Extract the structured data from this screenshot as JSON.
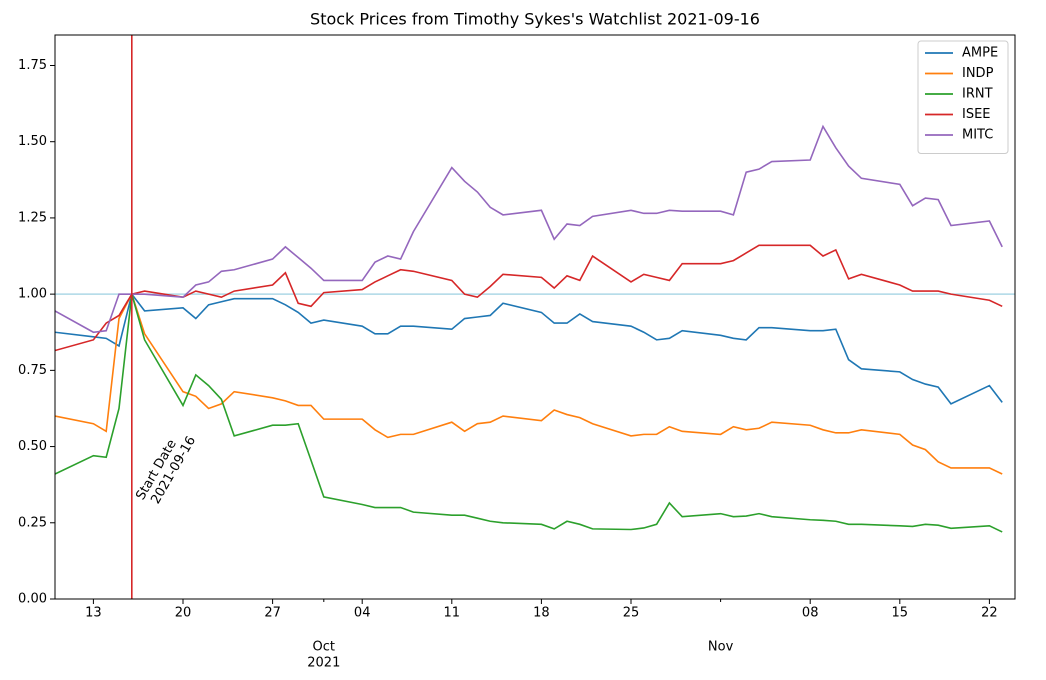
{
  "chart_data": {
    "type": "line",
    "title": "Stock Prices from Timothy Sykes's Watchlist 2021-09-16",
    "x": [
      "2021-09-10",
      "2021-09-13",
      "2021-09-14",
      "2021-09-15",
      "2021-09-16",
      "2021-09-17",
      "2021-09-20",
      "2021-09-21",
      "2021-09-22",
      "2021-09-23",
      "2021-09-24",
      "2021-09-27",
      "2021-09-28",
      "2021-09-29",
      "2021-09-30",
      "2021-10-01",
      "2021-10-04",
      "2021-10-05",
      "2021-10-06",
      "2021-10-07",
      "2021-10-08",
      "2021-10-11",
      "2021-10-12",
      "2021-10-13",
      "2021-10-14",
      "2021-10-15",
      "2021-10-18",
      "2021-10-19",
      "2021-10-20",
      "2021-10-21",
      "2021-10-22",
      "2021-10-25",
      "2021-10-26",
      "2021-10-27",
      "2021-10-28",
      "2021-10-29",
      "2021-11-01",
      "2021-11-02",
      "2021-11-03",
      "2021-11-04",
      "2021-11-05",
      "2021-11-08",
      "2021-11-09",
      "2021-11-10",
      "2021-11-11",
      "2021-11-12",
      "2021-11-15",
      "2021-11-16",
      "2021-11-17",
      "2021-11-18",
      "2021-11-19",
      "2021-11-22",
      "2021-11-23"
    ],
    "series": [
      {
        "name": "AMPE",
        "color": "#1f77b4",
        "values": [
          0.875,
          0.86,
          0.855,
          0.83,
          1.0,
          0.945,
          0.955,
          0.92,
          0.965,
          0.975,
          0.985,
          0.985,
          0.965,
          0.94,
          0.905,
          0.915,
          0.895,
          0.87,
          0.87,
          0.895,
          0.895,
          0.885,
          0.92,
          0.925,
          0.93,
          0.97,
          0.94,
          0.905,
          0.905,
          0.935,
          0.91,
          0.895,
          0.875,
          0.85,
          0.855,
          0.88,
          0.865,
          0.855,
          0.85,
          0.89,
          0.89,
          0.88,
          0.88,
          0.885,
          0.785,
          0.755,
          0.745,
          0.72,
          0.705,
          0.695,
          0.64,
          0.7,
          0.645
        ]
      },
      {
        "name": "INDP",
        "color": "#ff7f0e",
        "values": [
          0.6,
          0.575,
          0.55,
          0.92,
          1.0,
          0.87,
          0.68,
          0.665,
          0.625,
          0.64,
          0.68,
          0.66,
          0.65,
          0.635,
          0.635,
          0.59,
          0.59,
          0.555,
          0.53,
          0.54,
          0.54,
          0.58,
          0.55,
          0.575,
          0.58,
          0.6,
          0.585,
          0.62,
          0.605,
          0.595,
          0.575,
          0.535,
          0.54,
          0.54,
          0.565,
          0.55,
          0.54,
          0.565,
          0.555,
          0.56,
          0.58,
          0.57,
          0.555,
          0.545,
          0.545,
          0.555,
          0.54,
          0.505,
          0.49,
          0.45,
          0.43,
          0.43,
          0.41
        ]
      },
      {
        "name": "IRNT",
        "color": "#2ca02c",
        "values": [
          0.41,
          0.47,
          0.465,
          0.625,
          1.0,
          0.85,
          0.635,
          0.735,
          0.7,
          0.655,
          0.535,
          0.57,
          0.57,
          0.575,
          0.455,
          0.335,
          0.31,
          0.3,
          0.3,
          0.3,
          0.285,
          0.275,
          0.275,
          0.265,
          0.255,
          0.25,
          0.245,
          0.23,
          0.255,
          0.245,
          0.23,
          0.228,
          0.233,
          0.245,
          0.315,
          0.27,
          0.28,
          0.27,
          0.272,
          0.28,
          0.27,
          0.26,
          0.258,
          0.255,
          0.245,
          0.245,
          0.24,
          0.238,
          0.245,
          0.242,
          0.232,
          0.24,
          0.22
        ]
      },
      {
        "name": "ISEE",
        "color": "#d62728",
        "values": [
          0.815,
          0.85,
          0.905,
          0.93,
          1.0,
          1.01,
          0.99,
          1.01,
          1.0,
          0.99,
          1.01,
          1.03,
          1.07,
          0.97,
          0.96,
          1.005,
          1.015,
          1.04,
          1.06,
          1.08,
          1.075,
          1.045,
          1.0,
          0.99,
          1.025,
          1.065,
          1.055,
          1.02,
          1.06,
          1.045,
          1.125,
          1.04,
          1.065,
          1.055,
          1.045,
          1.1,
          1.1,
          1.11,
          1.135,
          1.16,
          1.16,
          1.16,
          1.125,
          1.145,
          1.05,
          1.065,
          1.03,
          1.01,
          1.01,
          1.01,
          1.0,
          0.98,
          0.96
        ]
      },
      {
        "name": "MITC",
        "color": "#9467bd",
        "values": [
          0.945,
          0.875,
          0.88,
          1.0,
          1.0,
          1.0,
          0.99,
          1.03,
          1.04,
          1.075,
          1.08,
          1.115,
          1.155,
          1.12,
          1.085,
          1.045,
          1.045,
          1.105,
          1.125,
          1.115,
          1.205,
          1.415,
          1.37,
          1.335,
          1.285,
          1.26,
          1.275,
          1.18,
          1.23,
          1.225,
          1.255,
          1.275,
          1.265,
          1.265,
          1.275,
          1.272,
          1.272,
          1.26,
          1.4,
          1.41,
          1.435,
          1.44,
          1.55,
          1.48,
          1.42,
          1.38,
          1.36,
          1.29,
          1.315,
          1.31,
          1.225,
          1.24,
          1.155
        ]
      }
    ],
    "xlim": [
      "2021-09-10",
      "2021-11-24"
    ],
    "xticks": [
      {
        "value": "2021-09-13",
        "label": "13"
      },
      {
        "value": "2021-09-20",
        "label": "20"
      },
      {
        "value": "2021-09-27",
        "label": "27"
      },
      {
        "value": "2021-10-04",
        "label": "04"
      },
      {
        "value": "2021-10-11",
        "label": "11"
      },
      {
        "value": "2021-10-18",
        "label": "18"
      },
      {
        "value": "2021-10-25",
        "label": "25"
      },
      {
        "value": "2021-11-08",
        "label": "08"
      },
      {
        "value": "2021-11-15",
        "label": "15"
      },
      {
        "value": "2021-11-22",
        "label": "22"
      }
    ],
    "month_ticks": [
      {
        "value": "2021-10-01",
        "label": "Oct"
      },
      {
        "value": "2021-11-01",
        "label": "Nov"
      }
    ],
    "year_label": "2021",
    "ylim": [
      0,
      1.85
    ],
    "yticks": [
      {
        "value": 0,
        "label": "0.00"
      },
      {
        "value": 0.25,
        "label": "0.25"
      },
      {
        "value": 0.5,
        "label": "0.50"
      },
      {
        "value": 0.75,
        "label": "0.75"
      },
      {
        "value": 1,
        "label": "1.00"
      },
      {
        "value": 1.25,
        "label": "1.25"
      },
      {
        "value": 1.5,
        "label": "1.50"
      },
      {
        "value": 1.75,
        "label": "1.75"
      }
    ],
    "hline": {
      "value": 1,
      "color": "#add8e6"
    },
    "start_date": "2021-09-16",
    "start_color": "#d62728",
    "annotation_label": "Start Date",
    "legend": "upper right"
  }
}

* **Directive**
Lines that hold the word "from" are the ones to return, every one of them.

* **The response**
Extract the structured data from this screenshot as JSON.
    "title": "Stock Prices from Timothy Sykes's Watchlist 2021-09-16",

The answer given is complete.